#### Exercise inputs
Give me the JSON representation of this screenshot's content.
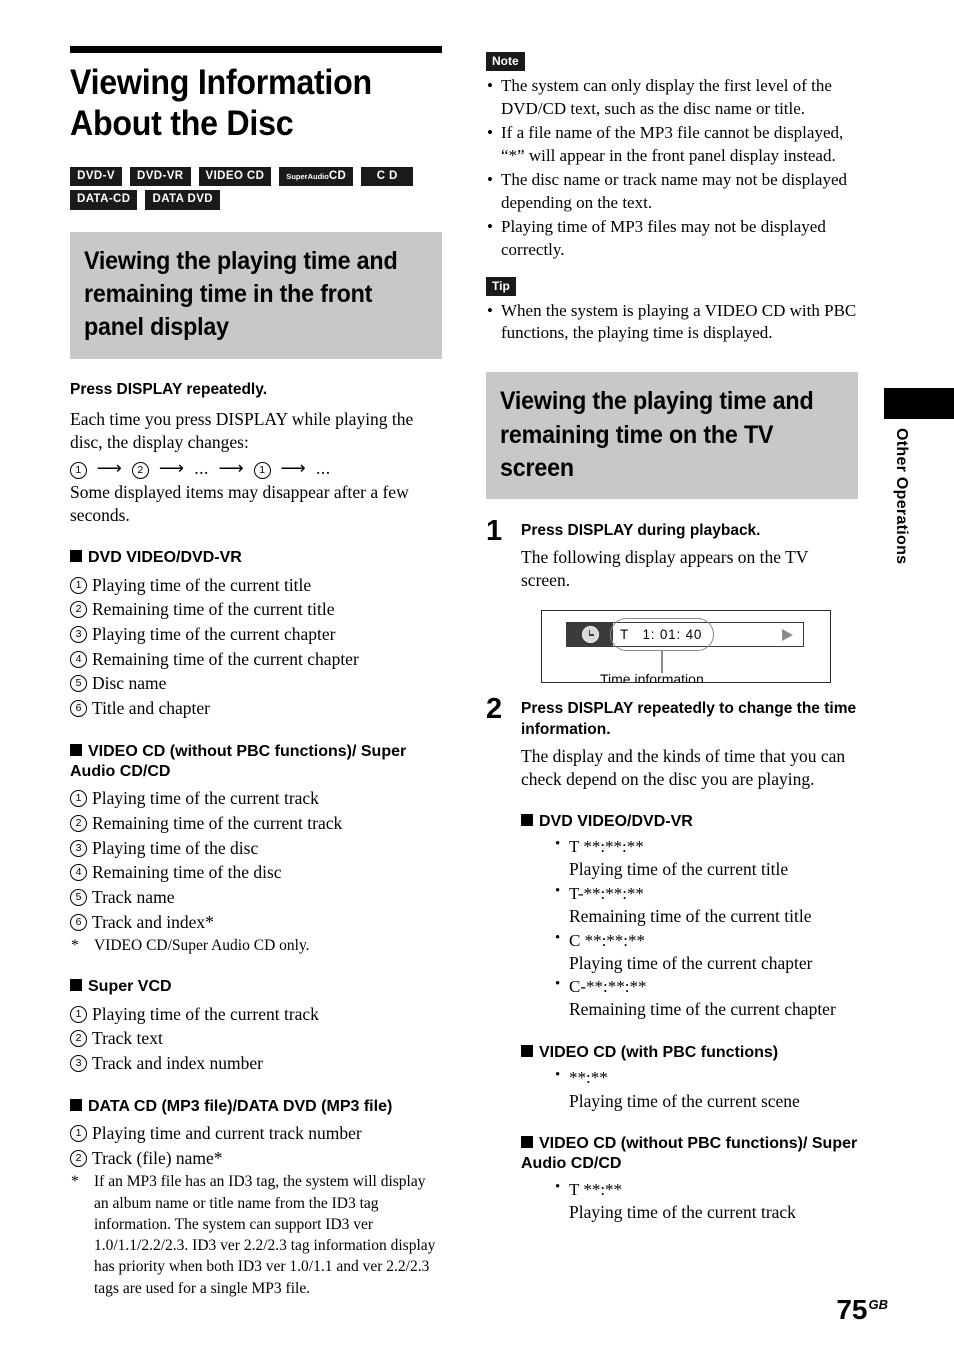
{
  "page": {
    "title": "Viewing Information About the Disc",
    "number": "75",
    "number_suffix": "GB",
    "side_tab_label": "Other Operations"
  },
  "disc_badges": {
    "row1": [
      {
        "label": "DVD-V"
      },
      {
        "label": "DVD-VR"
      },
      {
        "label": "VIDEO CD"
      },
      {
        "label": "Super Audio CD",
        "style": "super-audio"
      },
      {
        "label": "C D"
      }
    ],
    "row2": [
      {
        "label": "DATA-CD"
      },
      {
        "label": "DATA DVD"
      }
    ]
  },
  "section_front_panel": {
    "heading": "Viewing the playing time and remaining time in the front panel display",
    "instruction": "Press DISPLAY repeatedly.",
    "intro": "Each time you press DISPLAY while playing the disc, the display changes:",
    "sequence": [
      "1",
      "2",
      "...",
      "1",
      "..."
    ],
    "note_after_sequence": "Some displayed items may disappear after a few seconds.",
    "groups": [
      {
        "heading": "DVD VIDEO/DVD-VR",
        "items": [
          "Playing time of the current title",
          "Remaining time of the current title",
          "Playing time of the current chapter",
          "Remaining time of the current chapter",
          "Disc name",
          "Title and chapter"
        ]
      },
      {
        "heading": "VIDEO CD (without PBC functions)/ Super Audio CD/CD",
        "items": [
          "Playing time of the current track",
          "Remaining time of the current track",
          "Playing time of the disc",
          "Remaining time of the disc",
          "Track name",
          "Track and index*"
        ],
        "footnote": "VIDEO CD/Super Audio CD only."
      },
      {
        "heading": "Super VCD",
        "items": [
          "Playing time of the current track",
          "Track text",
          "Track and index number"
        ]
      },
      {
        "heading": "DATA CD (MP3 file)/DATA DVD (MP3 file)",
        "items": [
          "Playing time and current track number",
          "Track (file) name*"
        ],
        "footnote": "If an MP3 file has an ID3 tag, the system will display an album name or title name from the ID3 tag information.\nThe system can support ID3 ver 1.0/1.1/2.2/2.3. ID3 ver 2.2/2.3 tag information display has priority when both ID3 ver 1.0/1.1 and ver 2.2/2.3 tags are used for a single MP3 file."
      }
    ]
  },
  "note_block": {
    "tag": "Note",
    "items": [
      "The system can only display the first level of the DVD/CD text, such as the disc name or title.",
      "If a file name of the MP3 file cannot be displayed, “*” will appear in the front panel display instead.",
      "The disc name or track name may not be displayed depending on the text.",
      "Playing time of MP3 files may not be displayed correctly."
    ]
  },
  "tip_block": {
    "tag": "Tip",
    "items": [
      "When the system is playing a VIDEO CD with PBC functions, the playing time is displayed."
    ]
  },
  "section_tv_screen": {
    "heading": "Viewing the playing time and remaining time on the TV screen",
    "steps": [
      {
        "number": "1",
        "heading": "Press DISPLAY during playback.",
        "body": "The following display appears on the TV screen."
      },
      {
        "number": "2",
        "heading": "Press DISPLAY repeatedly to change the time information.",
        "body": "The display and the kinds of time that you can check depend on the disc you are playing."
      }
    ],
    "figure": {
      "time_value": "T   1: 01: 40",
      "caption": "Time information",
      "clock_icon": "clock-icon",
      "play_icon": "play-triangle-icon"
    },
    "groups": [
      {
        "heading": "DVD VIDEO/DVD-VR",
        "entries": [
          {
            "code": "T **:**:**",
            "desc": "Playing time of the current title"
          },
          {
            "code": "T-**:**:**",
            "desc": "Remaining time of the current title"
          },
          {
            "code": "C **:**:**",
            "desc": "Playing time of the current chapter"
          },
          {
            "code": "C-**:**:**",
            "desc": "Remaining time of the current chapter"
          }
        ]
      },
      {
        "heading": "VIDEO CD (with PBC functions)",
        "entries": [
          {
            "code": "**:**",
            "desc": "Playing time of the current scene"
          }
        ]
      },
      {
        "heading": "VIDEO CD (without PBC functions)/ Super Audio CD/CD",
        "entries": [
          {
            "code": "T **:**",
            "desc": "Playing time of the current track"
          }
        ]
      }
    ]
  }
}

#### Short problem
Pick out every line of the listing containing the word "footnote", and show those lines.

#### Answer to this task
        "footnote": "VIDEO CD/Super Audio CD only."
        "footnote": "If an MP3 file has an ID3 tag, the system will display an album name or title name from the ID3 tag information.\nThe system can support ID3 ver 1.0/1.1/2.2/2.3. ID3 ver 2.2/2.3 tag information display has priority when both ID3 ver 1.0/1.1 and ver 2.2/2.3 tags are used for a single MP3 file."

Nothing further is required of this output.